TASK INPUTS
* * * * * * * * *

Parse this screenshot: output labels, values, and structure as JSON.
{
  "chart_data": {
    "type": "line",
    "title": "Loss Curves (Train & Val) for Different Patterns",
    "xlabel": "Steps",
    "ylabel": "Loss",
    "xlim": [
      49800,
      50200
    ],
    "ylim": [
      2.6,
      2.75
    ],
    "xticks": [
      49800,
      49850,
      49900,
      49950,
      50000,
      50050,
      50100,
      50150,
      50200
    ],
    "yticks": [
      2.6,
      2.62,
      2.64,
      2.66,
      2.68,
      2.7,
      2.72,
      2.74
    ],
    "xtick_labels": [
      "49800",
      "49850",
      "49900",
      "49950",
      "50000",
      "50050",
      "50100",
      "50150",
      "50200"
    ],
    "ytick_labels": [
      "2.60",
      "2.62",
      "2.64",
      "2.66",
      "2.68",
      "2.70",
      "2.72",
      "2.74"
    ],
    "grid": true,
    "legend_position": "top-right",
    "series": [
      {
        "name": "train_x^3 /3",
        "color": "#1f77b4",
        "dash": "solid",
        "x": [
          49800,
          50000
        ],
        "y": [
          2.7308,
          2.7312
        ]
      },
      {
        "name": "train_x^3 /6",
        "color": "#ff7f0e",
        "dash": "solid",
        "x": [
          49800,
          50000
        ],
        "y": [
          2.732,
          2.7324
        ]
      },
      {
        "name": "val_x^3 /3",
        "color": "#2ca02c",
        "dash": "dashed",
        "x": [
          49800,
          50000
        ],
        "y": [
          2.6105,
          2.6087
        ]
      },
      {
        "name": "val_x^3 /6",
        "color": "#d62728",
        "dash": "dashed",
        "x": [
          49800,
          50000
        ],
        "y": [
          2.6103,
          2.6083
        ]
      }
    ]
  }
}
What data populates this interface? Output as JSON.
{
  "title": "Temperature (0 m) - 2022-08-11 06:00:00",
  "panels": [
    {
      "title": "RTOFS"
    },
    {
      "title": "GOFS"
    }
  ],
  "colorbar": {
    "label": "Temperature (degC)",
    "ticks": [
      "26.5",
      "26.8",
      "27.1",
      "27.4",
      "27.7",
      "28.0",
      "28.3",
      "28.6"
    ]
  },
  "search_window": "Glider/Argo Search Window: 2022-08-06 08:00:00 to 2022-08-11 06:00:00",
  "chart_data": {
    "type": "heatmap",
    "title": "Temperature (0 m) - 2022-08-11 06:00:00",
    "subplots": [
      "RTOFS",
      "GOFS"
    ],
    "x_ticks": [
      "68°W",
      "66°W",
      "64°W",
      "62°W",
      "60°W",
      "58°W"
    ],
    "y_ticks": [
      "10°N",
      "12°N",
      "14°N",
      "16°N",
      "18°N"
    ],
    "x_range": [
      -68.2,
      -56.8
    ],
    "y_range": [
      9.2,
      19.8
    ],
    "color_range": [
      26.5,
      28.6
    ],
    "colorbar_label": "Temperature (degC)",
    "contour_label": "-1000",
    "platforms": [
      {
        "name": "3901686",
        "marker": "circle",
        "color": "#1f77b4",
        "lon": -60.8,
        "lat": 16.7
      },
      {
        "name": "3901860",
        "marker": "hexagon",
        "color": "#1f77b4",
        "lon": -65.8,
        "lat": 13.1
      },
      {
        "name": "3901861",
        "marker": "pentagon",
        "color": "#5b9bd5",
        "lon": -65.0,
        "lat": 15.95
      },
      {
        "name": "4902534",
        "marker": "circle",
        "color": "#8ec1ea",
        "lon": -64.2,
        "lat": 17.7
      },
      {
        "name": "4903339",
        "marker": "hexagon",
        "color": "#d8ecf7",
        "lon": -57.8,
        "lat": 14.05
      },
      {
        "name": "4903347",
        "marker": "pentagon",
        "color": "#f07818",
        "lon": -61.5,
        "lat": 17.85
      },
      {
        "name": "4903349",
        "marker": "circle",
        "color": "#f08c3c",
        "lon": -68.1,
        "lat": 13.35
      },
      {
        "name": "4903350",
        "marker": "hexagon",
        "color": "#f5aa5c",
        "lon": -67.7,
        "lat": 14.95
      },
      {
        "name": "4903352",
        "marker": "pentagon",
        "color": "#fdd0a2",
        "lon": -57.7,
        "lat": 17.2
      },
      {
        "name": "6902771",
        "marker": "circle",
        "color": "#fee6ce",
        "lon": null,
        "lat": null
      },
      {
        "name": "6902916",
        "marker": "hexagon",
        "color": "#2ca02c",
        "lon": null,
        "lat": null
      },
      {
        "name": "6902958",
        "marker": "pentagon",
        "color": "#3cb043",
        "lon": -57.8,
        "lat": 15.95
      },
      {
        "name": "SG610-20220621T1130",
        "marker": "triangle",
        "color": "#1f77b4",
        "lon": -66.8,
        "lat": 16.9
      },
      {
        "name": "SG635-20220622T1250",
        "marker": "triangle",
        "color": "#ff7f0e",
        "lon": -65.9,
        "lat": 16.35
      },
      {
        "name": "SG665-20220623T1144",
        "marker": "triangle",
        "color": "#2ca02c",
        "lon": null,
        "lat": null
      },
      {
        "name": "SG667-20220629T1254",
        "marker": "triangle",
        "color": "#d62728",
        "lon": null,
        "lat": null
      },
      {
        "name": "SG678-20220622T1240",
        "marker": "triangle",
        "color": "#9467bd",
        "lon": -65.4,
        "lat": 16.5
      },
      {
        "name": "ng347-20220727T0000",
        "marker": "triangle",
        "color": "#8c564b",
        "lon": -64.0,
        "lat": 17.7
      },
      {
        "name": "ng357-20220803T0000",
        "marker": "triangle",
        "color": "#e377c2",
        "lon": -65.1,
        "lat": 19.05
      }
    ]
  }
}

* * * * * * * * *

Write out the whole listing again, exactly as it stands.

TASK OUTPUT
Parse this screenshot: output labels, values, and structure as JSON.
{
  "chart_data": {
    "type": "line",
    "title": "Loss Curves (Train & Val) for Different Patterns",
    "xlabel": "Steps",
    "ylabel": "Loss",
    "xlim": [
      49800,
      50200
    ],
    "ylim": [
      2.6,
      2.75
    ],
    "xticks": [
      49800,
      49850,
      49900,
      49950,
      50000,
      50050,
      50100,
      50150,
      50200
    ],
    "yticks": [
      2.6,
      2.62,
      2.64,
      2.66,
      2.68,
      2.7,
      2.72,
      2.74
    ],
    "xtick_labels": [
      "49800",
      "49850",
      "49900",
      "49950",
      "50000",
      "50050",
      "50100",
      "50150",
      "50200"
    ],
    "ytick_labels": [
      "2.60",
      "2.62",
      "2.64",
      "2.66",
      "2.68",
      "2.70",
      "2.72",
      "2.74"
    ],
    "grid": true,
    "legend_position": "top-right",
    "series": [
      {
        "name": "train_x^3 /3",
        "color": "#1f77b4",
        "dash": "solid",
        "x": [
          49800,
          50000
        ],
        "y": [
          2.7308,
          2.7312
        ]
      },
      {
        "name": "train_x^3 /6",
        "color": "#ff7f0e",
        "dash": "solid",
        "x": [
          49800,
          50000
        ],
        "y": [
          2.732,
          2.7324
        ]
      },
      {
        "name": "val_x^3 /3",
        "color": "#2ca02c",
        "dash": "dashed",
        "x": [
          49800,
          50000
        ],
        "y": [
          2.6105,
          2.6087
        ]
      },
      {
        "name": "val_x^3 /6",
        "color": "#d62728",
        "dash": "dashed",
        "x": [
          49800,
          50000
        ],
        "y": [
          2.6103,
          2.6083
        ]
      }
    ]
  }
}
What data populates this interface? Output as JSON.
{
  "title": "Temperature (0 m) - 2022-08-11 06:00:00",
  "panels": [
    {
      "title": "RTOFS"
    },
    {
      "title": "GOFS"
    }
  ],
  "colorbar": {
    "label": "Temperature (degC)",
    "ticks": [
      "26.5",
      "26.8",
      "27.1",
      "27.4",
      "27.7",
      "28.0",
      "28.3",
      "28.6"
    ]
  },
  "search_window": "Glider/Argo Search Window: 2022-08-06 08:00:00 to 2022-08-11 06:00:00",
  "chart_data": {
    "type": "heatmap",
    "title": "Temperature (0 m) - 2022-08-11 06:00:00",
    "subplots": [
      "RTOFS",
      "GOFS"
    ],
    "x_ticks": [
      "68°W",
      "66°W",
      "64°W",
      "62°W",
      "60°W",
      "58°W"
    ],
    "y_ticks": [
      "10°N",
      "12°N",
      "14°N",
      "16°N",
      "18°N"
    ],
    "x_range": [
      -68.2,
      -56.8
    ],
    "y_range": [
      9.2,
      19.8
    ],
    "color_range": [
      26.5,
      28.6
    ],
    "colorbar_label": "Temperature (degC)",
    "contour_label": "-1000",
    "platforms": [
      {
        "name": "3901686",
        "marker": "circle",
        "color": "#1f77b4",
        "lon": -60.8,
        "lat": 16.7
      },
      {
        "name": "3901860",
        "marker": "hexagon",
        "color": "#1f77b4",
        "lon": -65.8,
        "lat": 13.1
      },
      {
        "name": "3901861",
        "marker": "pentagon",
        "color": "#5b9bd5",
        "lon": -65.0,
        "lat": 15.95
      },
      {
        "name": "4902534",
        "marker": "circle",
        "color": "#8ec1ea",
        "lon": -64.2,
        "lat": 17.7
      },
      {
        "name": "4903339",
        "marker": "hexagon",
        "color": "#d8ecf7",
        "lon": -57.8,
        "lat": 14.05
      },
      {
        "name": "4903347",
        "marker": "pentagon",
        "color": "#f07818",
        "lon": -61.5,
        "lat": 17.85
      },
      {
        "name": "4903349",
        "marker": "circle",
        "color": "#f08c3c",
        "lon": -68.1,
        "lat": 13.35
      },
      {
        "name": "4903350",
        "marker": "hexagon",
        "color": "#f5aa5c",
        "lon": -67.7,
        "lat": 14.95
      },
      {
        "name": "4903352",
        "marker": "pentagon",
        "color": "#fdd0a2",
        "lon": -57.7,
        "lat": 17.2
      },
      {
        "name": "6902771",
        "marker": "circle",
        "color": "#fee6ce",
        "lon": null,
        "lat": null
      },
      {
        "name": "6902916",
        "marker": "hexagon",
        "color": "#2ca02c",
        "lon": null,
        "lat": null
      },
      {
        "name": "6902958",
        "marker": "pentagon",
        "color": "#3cb043",
        "lon": -57.8,
        "lat": 15.95
      },
      {
        "name": "SG610-20220621T1130",
        "marker": "triangle",
        "color": "#1f77b4",
        "lon": -66.8,
        "lat": 16.9
      },
      {
        "name": "SG635-20220622T1250",
        "marker": "triangle",
        "color": "#ff7f0e",
        "lon": -65.9,
        "lat": 16.35
      },
      {
        "name": "SG665-20220623T1144",
        "marker": "triangle",
        "color": "#2ca02c",
        "lon": null,
        "lat": null
      },
      {
        "name": "SG667-20220629T1254",
        "marker": "triangle",
        "color": "#d62728",
        "lon": null,
        "lat": null
      },
      {
        "name": "SG678-20220622T1240",
        "marker": "triangle",
        "color": "#9467bd",
        "lon": -65.4,
        "lat": 16.5
      },
      {
        "name": "ng347-20220727T0000",
        "marker": "triangle",
        "color": "#8c564b",
        "lon": -64.0,
        "lat": 17.7
      },
      {
        "name": "ng357-20220803T0000",
        "marker": "triangle",
        "color": "#e377c2",
        "lon": -65.1,
        "lat": 19.05
      }
    ]
  }
}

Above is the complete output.